§ What the task asks
Look for the word "ylabel" in the entries below, then copy every line that has it.

§ Input records

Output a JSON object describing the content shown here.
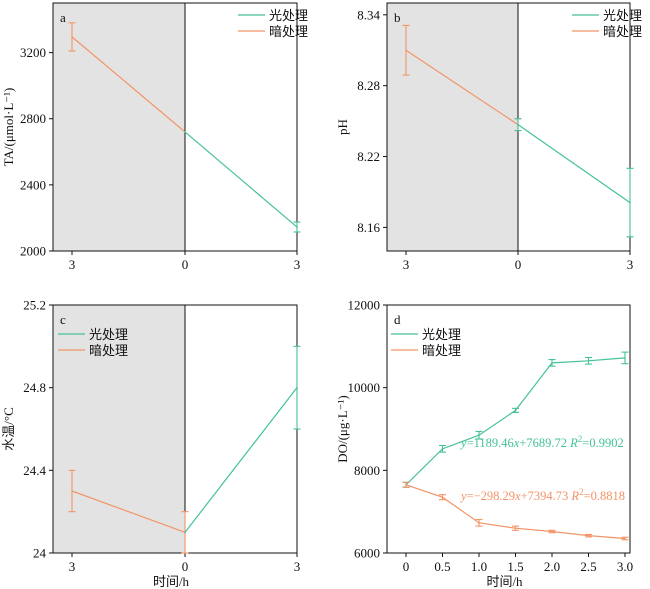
{
  "colors": {
    "light": "#45c19b",
    "dark": "#f39467",
    "shade": "#e3e3e3",
    "axis": "#111111"
  },
  "legend": {
    "light": "光处理",
    "dark": "暗处理"
  },
  "chart_data": [
    {
      "panel": "a",
      "type": "line",
      "ylabel": "TA/(μmol·L⁻¹)",
      "ylim": [
        2000,
        3500
      ],
      "yticks": [
        2000,
        2400,
        2800,
        3200
      ],
      "xticks": [
        "3",
        "0",
        "3"
      ],
      "shaded_region": "left half (dark treatment)",
      "series": [
        {
          "name": "暗处理",
          "x": [
            "3",
            "0"
          ],
          "y": [
            3295,
            2720
          ],
          "err": [
            85,
            0
          ]
        },
        {
          "name": "光处理",
          "x": [
            "0",
            "3"
          ],
          "y": [
            2720,
            2145
          ],
          "err": [
            0,
            30
          ]
        }
      ]
    },
    {
      "panel": "b",
      "type": "line",
      "ylabel": "pH",
      "ylim": [
        8.14,
        8.35
      ],
      "yticks": [
        8.16,
        8.22,
        8.28,
        8.34
      ],
      "xticks": [
        "3",
        "0",
        "3"
      ],
      "shaded_region": "left half (dark treatment)",
      "series": [
        {
          "name": "暗处理",
          "x": [
            "3",
            "0"
          ],
          "y": [
            8.31,
            8.247
          ],
          "err": [
            0.021,
            0.005
          ]
        },
        {
          "name": "光处理",
          "x": [
            "0",
            "3"
          ],
          "y": [
            8.247,
            8.181
          ],
          "err": [
            0.005,
            0.029
          ]
        }
      ]
    },
    {
      "panel": "c",
      "type": "line",
      "ylabel": "水温/°C",
      "xlabel": "时间/h",
      "ylim": [
        24.0,
        25.2
      ],
      "yticks": [
        24.0,
        24.4,
        24.8,
        25.2
      ],
      "xticks": [
        "3",
        "0",
        "3"
      ],
      "shaded_region": "left half (dark treatment)",
      "series": [
        {
          "name": "暗处理",
          "x": [
            "3",
            "0"
          ],
          "y": [
            24.3,
            24.1
          ],
          "err": [
            0.1,
            0.1
          ]
        },
        {
          "name": "光处理",
          "x": [
            "0",
            "3"
          ],
          "y": [
            24.1,
            24.8
          ],
          "err": [
            0,
            0.2
          ]
        }
      ]
    },
    {
      "panel": "d",
      "type": "line",
      "ylabel": "DO/(μg·L⁻¹)",
      "xlabel": "时间/h",
      "ylim": [
        6000,
        12000
      ],
      "yticks": [
        6000,
        8000,
        10000,
        12000
      ],
      "xticks": [
        "0",
        "0.5",
        "1.0",
        "1.5",
        "2.0",
        "2.5",
        "3.0"
      ],
      "x": [
        0,
        0.5,
        1.0,
        1.5,
        2.0,
        2.5,
        3.0
      ],
      "series": [
        {
          "name": "光处理",
          "y": [
            7650,
            8520,
            8850,
            9450,
            10600,
            10650,
            10720
          ],
          "err": [
            60,
            80,
            90,
            50,
            80,
            80,
            140
          ],
          "equation": "y=1189.46x+7689.72 R²=0.9902"
        },
        {
          "name": "暗处理",
          "y": [
            7650,
            7350,
            6730,
            6600,
            6520,
            6420,
            6350
          ],
          "err": [
            60,
            60,
            80,
            50,
            30,
            30,
            30
          ],
          "equation": "y=−298.29x+7394.73 R²=0.8818"
        }
      ]
    }
  ]
}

§ Written answer
      "ylabel": "TA/(μmol·L⁻¹)",
      "ylabel": "pH",
      "ylabel": "水温/°C",
      "ylabel": "DO/(μg·L⁻¹)",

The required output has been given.